Material shown.

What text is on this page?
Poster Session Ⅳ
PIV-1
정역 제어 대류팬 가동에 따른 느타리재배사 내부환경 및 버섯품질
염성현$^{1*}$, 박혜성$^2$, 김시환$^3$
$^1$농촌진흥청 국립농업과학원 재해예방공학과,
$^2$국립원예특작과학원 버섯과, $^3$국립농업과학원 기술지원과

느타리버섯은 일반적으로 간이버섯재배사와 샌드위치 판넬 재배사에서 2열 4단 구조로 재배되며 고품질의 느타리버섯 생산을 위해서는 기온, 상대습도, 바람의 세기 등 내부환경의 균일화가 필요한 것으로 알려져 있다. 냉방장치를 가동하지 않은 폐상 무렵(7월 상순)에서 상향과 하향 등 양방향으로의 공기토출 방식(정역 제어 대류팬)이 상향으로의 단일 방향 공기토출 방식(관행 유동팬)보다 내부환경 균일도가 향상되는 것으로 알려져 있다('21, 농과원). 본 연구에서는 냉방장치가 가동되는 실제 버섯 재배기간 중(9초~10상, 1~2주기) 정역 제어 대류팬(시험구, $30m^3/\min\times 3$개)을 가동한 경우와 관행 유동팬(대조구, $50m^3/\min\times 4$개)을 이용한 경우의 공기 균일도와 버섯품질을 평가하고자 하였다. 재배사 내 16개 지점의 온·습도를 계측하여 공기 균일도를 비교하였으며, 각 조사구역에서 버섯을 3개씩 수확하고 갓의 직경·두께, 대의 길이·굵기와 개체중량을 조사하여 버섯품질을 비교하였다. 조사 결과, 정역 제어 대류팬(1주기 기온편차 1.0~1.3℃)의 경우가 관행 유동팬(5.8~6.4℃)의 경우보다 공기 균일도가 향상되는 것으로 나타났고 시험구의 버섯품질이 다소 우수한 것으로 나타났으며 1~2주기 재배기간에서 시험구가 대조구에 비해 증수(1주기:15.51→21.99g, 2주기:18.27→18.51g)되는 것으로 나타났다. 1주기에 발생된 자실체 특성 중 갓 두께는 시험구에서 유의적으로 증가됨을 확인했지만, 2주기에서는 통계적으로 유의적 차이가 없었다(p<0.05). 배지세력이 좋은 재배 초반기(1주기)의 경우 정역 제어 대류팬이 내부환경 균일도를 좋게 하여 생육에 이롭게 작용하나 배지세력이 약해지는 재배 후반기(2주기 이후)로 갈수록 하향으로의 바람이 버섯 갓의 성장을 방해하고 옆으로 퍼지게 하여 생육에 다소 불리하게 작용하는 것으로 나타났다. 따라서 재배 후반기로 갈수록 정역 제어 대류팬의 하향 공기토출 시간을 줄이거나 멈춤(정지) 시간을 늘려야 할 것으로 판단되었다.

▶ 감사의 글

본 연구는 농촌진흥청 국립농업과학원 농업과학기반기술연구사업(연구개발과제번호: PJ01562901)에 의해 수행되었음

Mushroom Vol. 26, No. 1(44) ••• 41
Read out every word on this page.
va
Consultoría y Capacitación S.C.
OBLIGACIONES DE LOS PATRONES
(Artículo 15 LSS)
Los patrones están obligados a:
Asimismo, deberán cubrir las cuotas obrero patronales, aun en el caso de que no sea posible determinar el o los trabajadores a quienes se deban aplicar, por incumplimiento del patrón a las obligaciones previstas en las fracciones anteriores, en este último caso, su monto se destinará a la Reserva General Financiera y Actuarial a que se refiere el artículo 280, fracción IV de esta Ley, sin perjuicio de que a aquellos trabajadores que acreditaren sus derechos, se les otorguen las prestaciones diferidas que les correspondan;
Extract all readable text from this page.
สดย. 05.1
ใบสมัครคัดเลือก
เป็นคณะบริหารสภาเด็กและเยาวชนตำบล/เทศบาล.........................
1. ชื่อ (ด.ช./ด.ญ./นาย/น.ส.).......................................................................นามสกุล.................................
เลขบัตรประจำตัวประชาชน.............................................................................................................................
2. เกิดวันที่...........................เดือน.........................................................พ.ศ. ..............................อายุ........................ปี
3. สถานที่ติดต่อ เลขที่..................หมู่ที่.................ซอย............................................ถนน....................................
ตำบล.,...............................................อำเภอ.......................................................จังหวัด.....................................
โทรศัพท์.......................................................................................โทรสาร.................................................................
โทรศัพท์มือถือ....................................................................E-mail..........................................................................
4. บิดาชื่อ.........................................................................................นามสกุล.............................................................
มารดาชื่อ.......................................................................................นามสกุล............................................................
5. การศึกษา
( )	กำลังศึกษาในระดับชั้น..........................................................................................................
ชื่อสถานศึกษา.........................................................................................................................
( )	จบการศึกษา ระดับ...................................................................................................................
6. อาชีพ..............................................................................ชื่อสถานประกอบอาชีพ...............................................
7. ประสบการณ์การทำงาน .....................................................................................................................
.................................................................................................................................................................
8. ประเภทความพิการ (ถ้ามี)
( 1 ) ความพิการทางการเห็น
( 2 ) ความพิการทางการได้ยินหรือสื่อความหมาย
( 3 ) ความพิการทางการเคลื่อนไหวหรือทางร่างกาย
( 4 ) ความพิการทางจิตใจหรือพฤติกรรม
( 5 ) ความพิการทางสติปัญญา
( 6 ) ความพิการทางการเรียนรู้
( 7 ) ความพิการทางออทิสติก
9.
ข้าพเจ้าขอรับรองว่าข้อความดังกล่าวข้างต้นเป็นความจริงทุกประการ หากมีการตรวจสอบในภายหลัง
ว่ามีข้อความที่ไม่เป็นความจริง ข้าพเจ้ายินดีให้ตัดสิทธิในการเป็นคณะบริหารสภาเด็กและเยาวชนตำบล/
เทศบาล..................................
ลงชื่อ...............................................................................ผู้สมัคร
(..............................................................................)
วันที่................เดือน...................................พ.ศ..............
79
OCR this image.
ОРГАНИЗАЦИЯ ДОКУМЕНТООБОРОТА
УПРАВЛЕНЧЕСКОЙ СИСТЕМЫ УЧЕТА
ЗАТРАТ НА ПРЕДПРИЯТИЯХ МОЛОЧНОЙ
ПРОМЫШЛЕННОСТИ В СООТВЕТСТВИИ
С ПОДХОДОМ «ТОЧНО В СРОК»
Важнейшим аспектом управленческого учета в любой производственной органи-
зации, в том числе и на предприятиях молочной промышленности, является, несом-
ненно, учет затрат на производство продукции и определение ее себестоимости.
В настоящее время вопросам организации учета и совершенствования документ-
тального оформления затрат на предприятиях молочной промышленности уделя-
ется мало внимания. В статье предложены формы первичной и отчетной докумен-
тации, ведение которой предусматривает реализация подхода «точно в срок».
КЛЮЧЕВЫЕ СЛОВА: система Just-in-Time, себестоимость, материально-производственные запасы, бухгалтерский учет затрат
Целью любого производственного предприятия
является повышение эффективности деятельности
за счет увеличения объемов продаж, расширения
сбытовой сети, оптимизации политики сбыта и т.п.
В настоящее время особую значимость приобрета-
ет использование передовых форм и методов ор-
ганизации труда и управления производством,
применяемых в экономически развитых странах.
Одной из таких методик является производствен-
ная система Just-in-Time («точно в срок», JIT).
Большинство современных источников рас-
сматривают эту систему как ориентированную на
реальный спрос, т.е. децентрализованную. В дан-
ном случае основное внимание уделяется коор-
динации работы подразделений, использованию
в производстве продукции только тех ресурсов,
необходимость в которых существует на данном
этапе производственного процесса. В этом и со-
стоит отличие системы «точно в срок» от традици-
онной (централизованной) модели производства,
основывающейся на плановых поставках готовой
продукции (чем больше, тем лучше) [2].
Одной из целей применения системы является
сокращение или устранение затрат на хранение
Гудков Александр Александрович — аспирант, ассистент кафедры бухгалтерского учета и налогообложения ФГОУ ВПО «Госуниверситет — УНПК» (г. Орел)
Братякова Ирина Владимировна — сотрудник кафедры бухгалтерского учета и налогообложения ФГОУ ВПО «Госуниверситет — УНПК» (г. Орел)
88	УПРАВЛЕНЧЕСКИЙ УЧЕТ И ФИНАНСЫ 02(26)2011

Exercise aim. From the entries above, copy every line where the word "국립농업과학원" shows up.

Answer to this problem.
$^1$농촌진흥청 국립농업과학원 재해예방공학과,
$^2$국립원예특작과학원 버섯과, $^3$국립농업과학원 기술지원과
본 연구는 농촌진흥청 국립농업과학원 농업과학기반기술연구사업(연구개발과제번호: PJ01562901)에 의해 수행되었음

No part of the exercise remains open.